Job
Can you write out all the lines word for word, with no pictures?

(Saved data entries)
....................
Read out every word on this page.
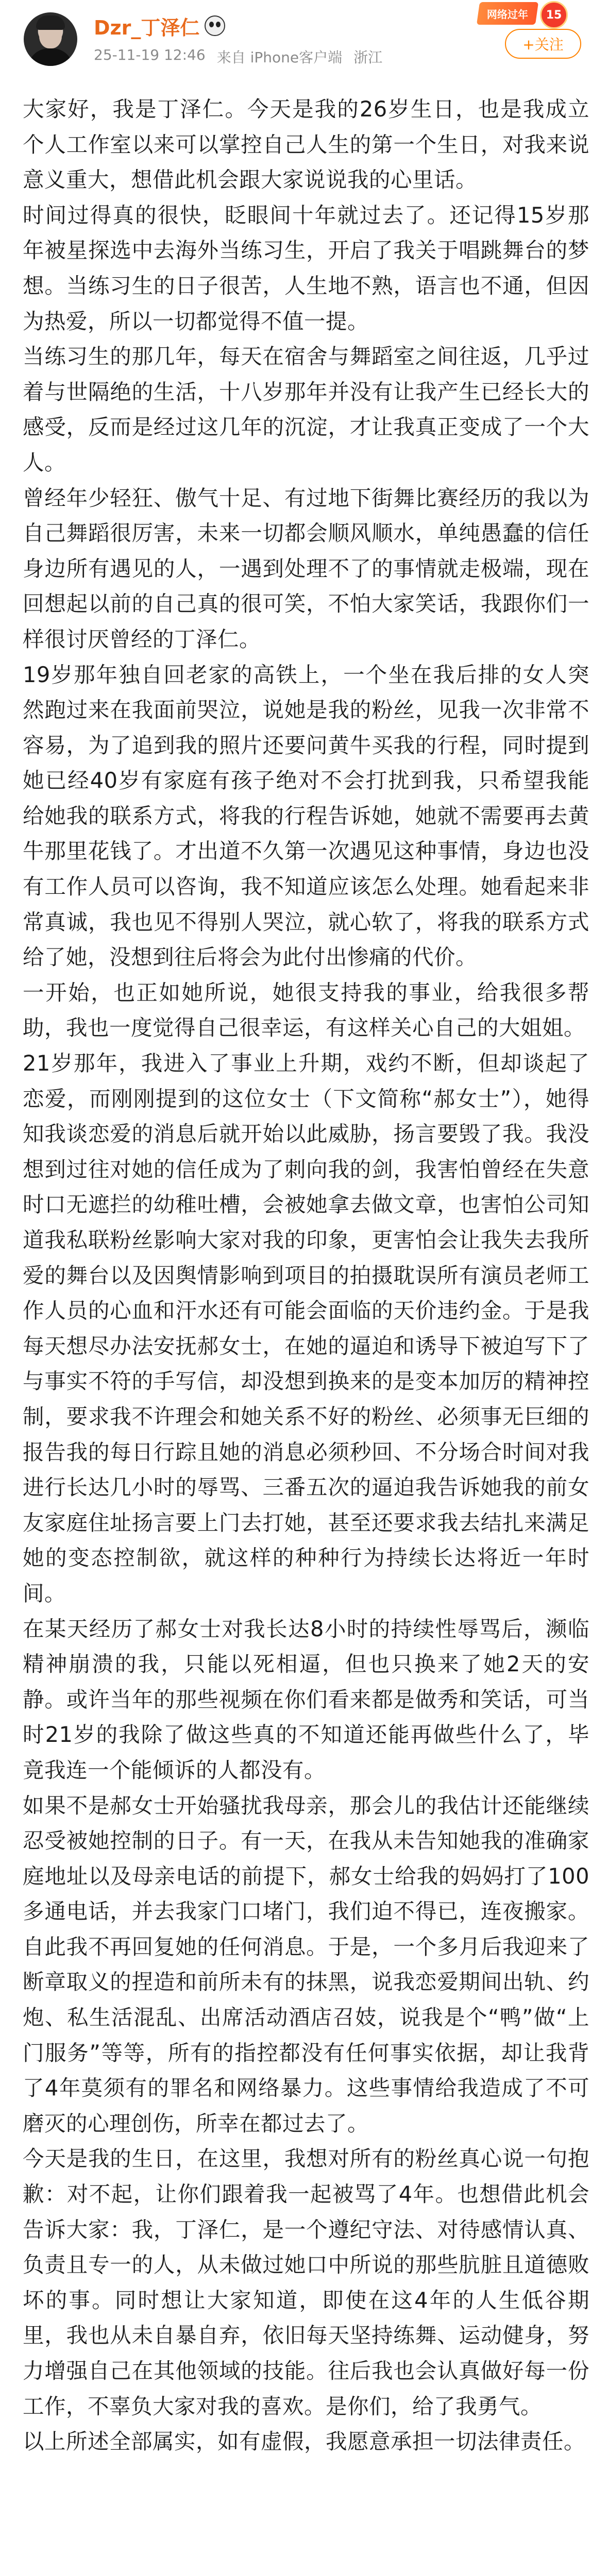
Dzr_丁泽仁
25-11-19 12:46 来自 iPhone客户端 浙江
网络过年	15
+关注

大家好，我是丁泽仁。今天是我的26岁生日，也是我成立个人工作室以来可以掌控自己人生的第一个生日，对我来说意义重大，想借此机会跟大家说说我的心里话。

时间过得真的很快，眨眼间十年就过去了。还记得15岁那年被星探选中去海外当练习生，开启了我关于唱跳舞台的梦想。当练习生的日子很苦，人生地不熟，语言也不通，但因为热爱，所以一切都觉得不值一提。

当练习生的那几年，每天在宿舍与舞蹈室之间往返，几乎过着与世隔绝的生活，十八岁那年并没有让我产生已经长大的感受，反而是经过这几年的沉淀，才让我真正变成了一个大人。

曾经年少轻狂、傲气十足、有过地下街舞比赛经历的我以为自己舞蹈很厉害，未来一切都会顺风顺水，单纯愚蠢的信任身边所有遇见的人，一遇到处理不了的事情就走极端，现在回想起以前的自己真的很可笑，不怕大家笑话，我跟你们一样很讨厌曾经的丁泽仁。

19岁那年独自回老家的高铁上，一个坐在我后排的女人突然跑过来在我面前哭泣，说她是我的粉丝，见我一次非常不容易，为了追到我的照片还要问黄牛买我的行程，同时提到她已经40岁有家庭有孩子绝对不会打扰到我，只希望我能给她我的联系方式，将我的行程告诉她，她就不需要再去黄牛那里花钱了。才出道不久第一次遇见这种事情，身边也没有工作人员可以咨询，我不知道应该怎么处理。她看起来非常真诚，我也见不得别人哭泣，就心软了，将我的联系方式给了她，没想到往后将会为此付出惨痛的代价。

一开始，也正如她所说，她很支持我的事业，给我很多帮助，我也一度觉得自己很幸运，有这样关心自己的大姐姐。

21岁那年，我进入了事业上升期，戏约不断，但却谈起了恋爱，而刚刚提到的这位女士（下文简称“郝女士”），她得知我谈恋爱的消息后就开始以此威胁，扬言要毁了我。我没想到过往对她的信任成为了刺向我的剑，我害怕曾经在失意时口无遮拦的幼稚吐槽，会被她拿去做文章，也害怕公司知道我私联粉丝影响大家对我的印象，更害怕会让我失去我所爱的舞台以及因舆情影响到项目的拍摄耽误所有演员老师工作人员的心血和汗水还有可能会面临的天价违约金。于是我每天想尽办法安抚郝女士，在她的逼迫和诱导下被迫写下了与事实不符的手写信，却没想到换来的是变本加厉的精神控制，要求我不许理会和她关系不好的粉丝、必须事无巨细的报告我的每日行踪且她的消息必须秒回、不分场合时间对我进行长达几小时的辱骂、三番五次的逼迫我告诉她我的前女友家庭住址扬言要上门去打她，甚至还要求我去结扎来满足她的变态控制欲，就这样的种种行为持续长达将近一年时间。

在某天经历了郝女士对我长达8小时的持续性辱骂后，濒临精神崩溃的我，只能以死相逼，但也只换来了她2天的安静。或许当年的那些视频在你们看来都是做秀和笑话，可当时21岁的我除了做这些真的不知道还能再做些什么了，毕竟我连一个能倾诉的人都没有。

如果不是郝女士开始骚扰我母亲，那会儿的我估计还能继续忍受被她控制的日子。有一天，在我从未告知她我的准确家庭地址以及母亲电话的前提下，郝女士给我的妈妈打了100多通电话，并去我家门口堵门，我们迫不得已，连夜搬家。自此我不再回复她的任何消息。于是，一个多月后我迎来了断章取义的捏造和前所未有的抹黑，说我恋爱期间出轨、约炮、私生活混乱、出席活动酒店召妓，说我是个“鸭”做“上门服务”等等，所有的指控都没有任何事实依据，却让我背了4年莫须有的罪名和网络暴力。这些事情给我造成了不可磨灭的心理创伤，所幸在都过去了。

今天是我的生日，在这里，我想对所有的粉丝真心说一句抱歉：对不起，让你们跟着我一起被骂了4年。也想借此机会告诉大家：我，丁泽仁，是一个遵纪守法、对待感情认真、负责且专一的人，从未做过她口中所说的那些肮脏且道德败坏的事。同时想让大家知道，即使在这4年的人生低谷期里，我也从未自暴自弃，依旧每天坚持练舞、运动健身，努力增强自己在其他领域的技能。往后我也会认真做好每一份工作，不辜负大家对我的喜欢。是你们，给了我勇气。

以上所述全部属实，如有虚假，我愿意承担一切法律责任。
....................
Task result
Read out every word on this page.
Dzr_丁泽仁
25-11-19 12:46 来自 iPhone客户端 浙江
网络过年	15
+关注

大家好，我是丁泽仁。今天是我的26岁生日，也是我成立个人工作室以来可以掌控自己人生的第一个生日，对我来说意义重大，想借此机会跟大家说说我的心里话。

时间过得真的很快，眨眼间十年就过去了。还记得15岁那年被星探选中去海外当练习生，开启了我关于唱跳舞台的梦想。当练习生的日子很苦，人生地不熟，语言也不通，但因为热爱，所以一切都觉得不值一提。

当练习生的那几年，每天在宿舍与舞蹈室之间往返，几乎过着与世隔绝的生活，十八岁那年并没有让我产生已经长大的感受，反而是经过这几年的沉淀，才让我真正变成了一个大人。

曾经年少轻狂、傲气十足、有过地下街舞比赛经历的我以为自己舞蹈很厉害，未来一切都会顺风顺水，单纯愚蠢的信任身边所有遇见的人，一遇到处理不了的事情就走极端，现在回想起以前的自己真的很可笑，不怕大家笑话，我跟你们一样很讨厌曾经的丁泽仁。

19岁那年独自回老家的高铁上，一个坐在我后排的女人突然跑过来在我面前哭泣，说她是我的粉丝，见我一次非常不容易，为了追到我的照片还要问黄牛买我的行程，同时提到她已经40岁有家庭有孩子绝对不会打扰到我，只希望我能给她我的联系方式，将我的行程告诉她，她就不需要再去黄牛那里花钱了。才出道不久第一次遇见这种事情，身边也没有工作人员可以咨询，我不知道应该怎么处理。她看起来非常真诚，我也见不得别人哭泣，就心软了，将我的联系方式给了她，没想到往后将会为此付出惨痛的代价。

一开始，也正如她所说，她很支持我的事业，给我很多帮助，我也一度觉得自己很幸运，有这样关心自己的大姐姐。

21岁那年，我进入了事业上升期，戏约不断，但却谈起了恋爱，而刚刚提到的这位女士（下文简称“郝女士”），她得知我谈恋爱的消息后就开始以此威胁，扬言要毁了我。我没想到过往对她的信任成为了刺向我的剑，我害怕曾经在失意时口无遮拦的幼稚吐槽，会被她拿去做文章，也害怕公司知道我私联粉丝影响大家对我的印象，更害怕会让我失去我所爱的舞台以及因舆情影响到项目的拍摄耽误所有演员老师工作人员的心血和汗水还有可能会面临的天价违约金。于是我每天想尽办法安抚郝女士，在她的逼迫和诱导下被迫写下了与事实不符的手写信，却没想到换来的是变本加厉的精神控制，要求我不许理会和她关系不好的粉丝、必须事无巨细的报告我的每日行踪且她的消息必须秒回、不分场合时间对我进行长达几小时的辱骂、三番五次的逼迫我告诉她我的前女友家庭住址扬言要上门去打她，甚至还要求我去结扎来满足她的变态控制欲，就这样的种种行为持续长达将近一年时间。

在某天经历了郝女士对我长达8小时的持续性辱骂后，濒临精神崩溃的我，只能以死相逼，但也只换来了她2天的安静。或许当年的那些视频在你们看来都是做秀和笑话，可当时21岁的我除了做这些真的不知道还能再做些什么了，毕竟我连一个能倾诉的人都没有。

如果不是郝女士开始骚扰我母亲，那会儿的我估计还能继续忍受被她控制的日子。有一天，在我从未告知她我的准确家庭地址以及母亲电话的前提下，郝女士给我的妈妈打了100多通电话，并去我家门口堵门，我们迫不得已，连夜搬家。自此我不再回复她的任何消息。于是，一个多月后我迎来了断章取义的捏造和前所未有的抹黑，说我恋爱期间出轨、约炮、私生活混乱、出席活动酒店召妓，说我是个“鸭”做“上门服务”等等，所有的指控都没有任何事实依据，却让我背了4年莫须有的罪名和网络暴力。这些事情给我造成了不可磨灭的心理创伤，所幸在都过去了。

今天是我的生日，在这里，我想对所有的粉丝真心说一句抱歉：对不起，让你们跟着我一起被骂了4年。也想借此机会告诉大家：我，丁泽仁，是一个遵纪守法、对待感情认真、负责且专一的人，从未做过她口中所说的那些肮脏且道德败坏的事。同时想让大家知道，即使在这4年的人生低谷期里，我也从未自暴自弃，依旧每天坚持练舞、运动健身，努力增强自己在其他领域的技能。往后我也会认真做好每一份工作，不辜负大家对我的喜欢。是你们，给了我勇气。

以上所述全部属实，如有虚假，我愿意承担一切法律责任。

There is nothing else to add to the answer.